_PAGE EXTRACT_
Trzech Kumpli ("Three Mates") describes the fates of three men who were students in communist-era Krakow in the 1970s.
One became a poet murdered seemingly by the communist police.
One under the Kaczynski twins' leadership became the head of TVP (Polish BBC-equivalent), a fervent anti-communist.
And one became a prominent journalist for Gazeta Wyborcza (sort of Guardian equivalent in Poland).
The point is that the film describes how the third of the three also was a serious collaborator with the communist regime, spying and informing on his friends.
And how the crimes and abuses by the regime which he may have helped provoke have gone largely unpunished, while this collaborator like so many others who helped run the apparatus of repression has lived well on generous pensions and privileges, far beyond what the average Pole receives.
This collaborator not only has lived well. After communist rule ended he established himself in a senior role on the leading Polish newspaper which came out strongly against 'lustration' (the full revealing of who did what to whom in the communist period).

_WHAT IS ASKED_
**1.** In the film summary, which newspaper did the third man work for as a prominent journalist?
**2.** Please copy out the part of the film summary from "This collaborator not" up to and including "the communist period).".

_DATA SECTION_
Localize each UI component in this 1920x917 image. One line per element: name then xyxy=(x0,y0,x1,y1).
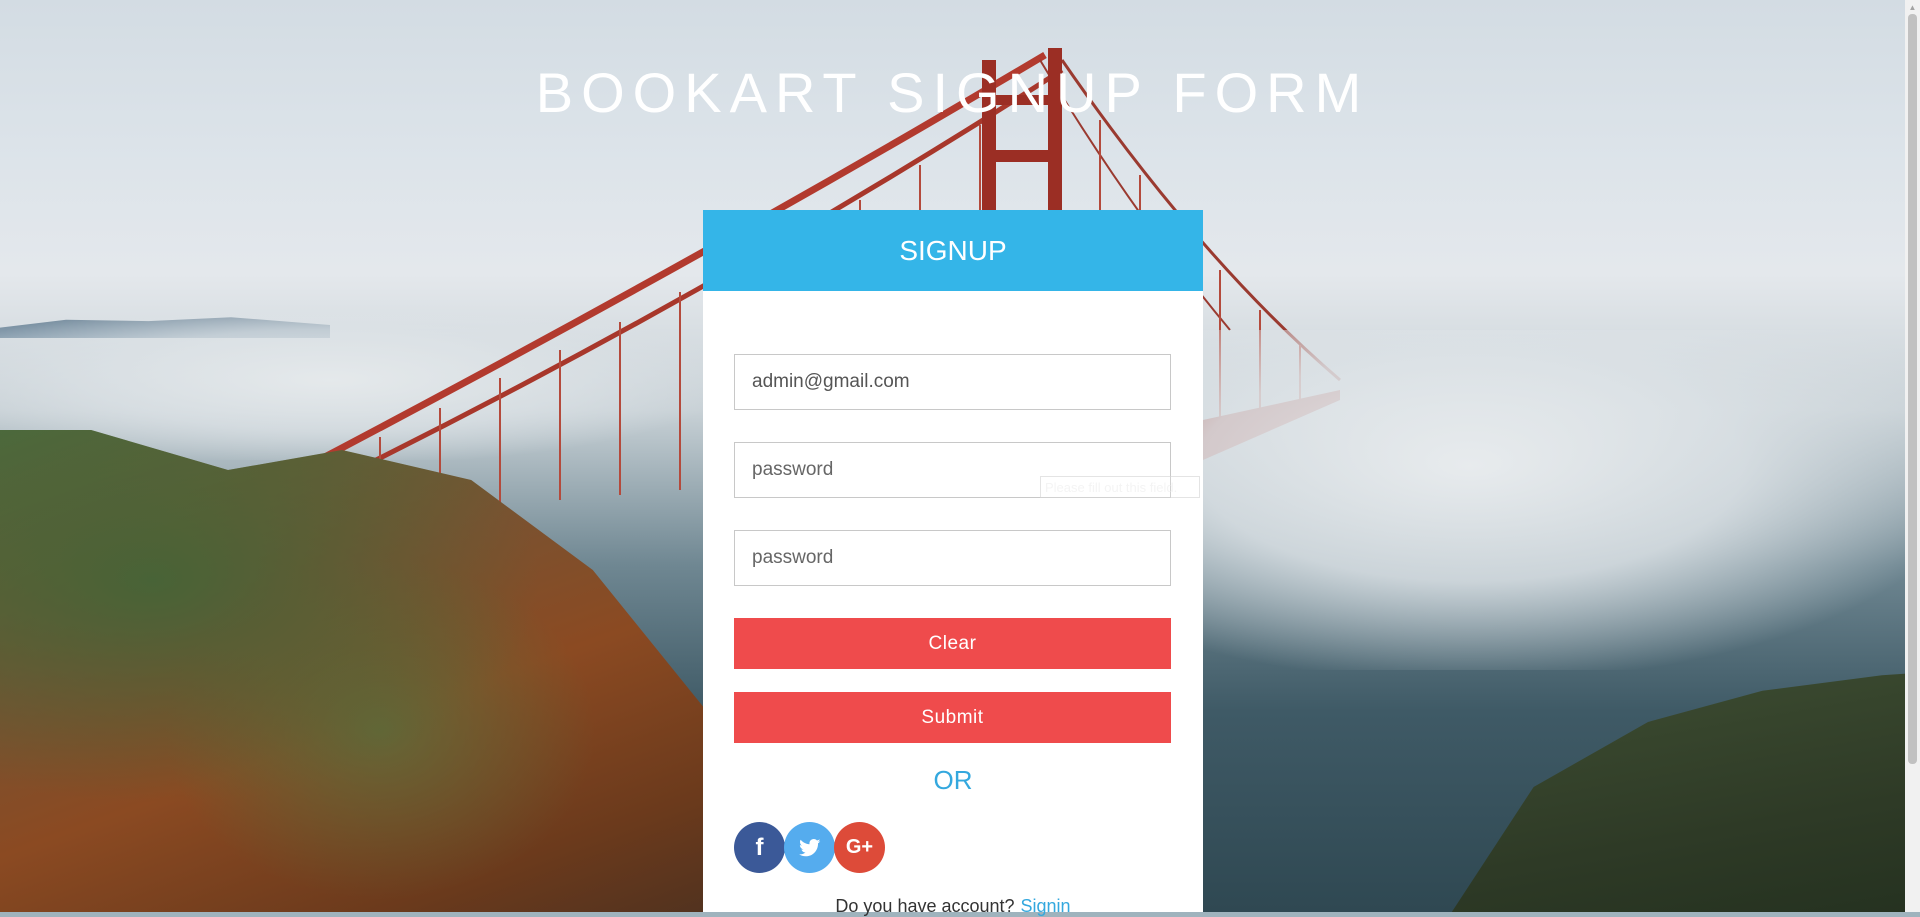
validation-tooltip: Please fill out this field. xyxy=(1040,476,1200,498)
or-divider: OR xyxy=(933,765,973,795)
clear-button[interactable]: Clear xyxy=(734,618,1171,669)
twitter-button[interactable] xyxy=(784,822,835,873)
facebook-icon: f xyxy=(755,833,764,861)
email-field[interactable] xyxy=(734,354,1171,410)
google-plus-icon: G+ xyxy=(845,836,874,858)
signup-card: SIGNUP Clear Submit OR f G+ Do you have … xyxy=(703,210,1203,916)
scroll-up-arrow-icon[interactable]: ▲ xyxy=(1905,0,1920,14)
scrollbar-thumb[interactable] xyxy=(1908,14,1917,764)
google-plus-button[interactable]: G+ xyxy=(834,822,885,873)
twitter-icon xyxy=(798,838,820,856)
signup-header-label: SIGNUP xyxy=(899,234,1007,266)
account-prompt-text: Do you have account? xyxy=(835,896,1015,916)
confirm-password-field[interactable] xyxy=(734,530,1171,586)
signup-header: SIGNUP xyxy=(703,210,1203,291)
fog-bank-right xyxy=(1150,330,1920,670)
page-title: BOOKART SIGNUP FORM xyxy=(535,61,1370,124)
signin-link[interactable]: Signin xyxy=(1021,896,1071,916)
submit-button[interactable]: Submit xyxy=(734,692,1171,743)
signin-prompt: Do you have account? Signin xyxy=(703,896,1203,917)
facebook-button[interactable]: f xyxy=(734,822,785,873)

_OUTPUTS BY TASK_
**1.** Gazeta Wyborcza.

**2.**
This collaborator not only has lived well. After communist rule ended he established himself in a senior role on the leading Polish newspaper which came out strongly against 'lustration' (the full revealing of who did what to whom in the communist period).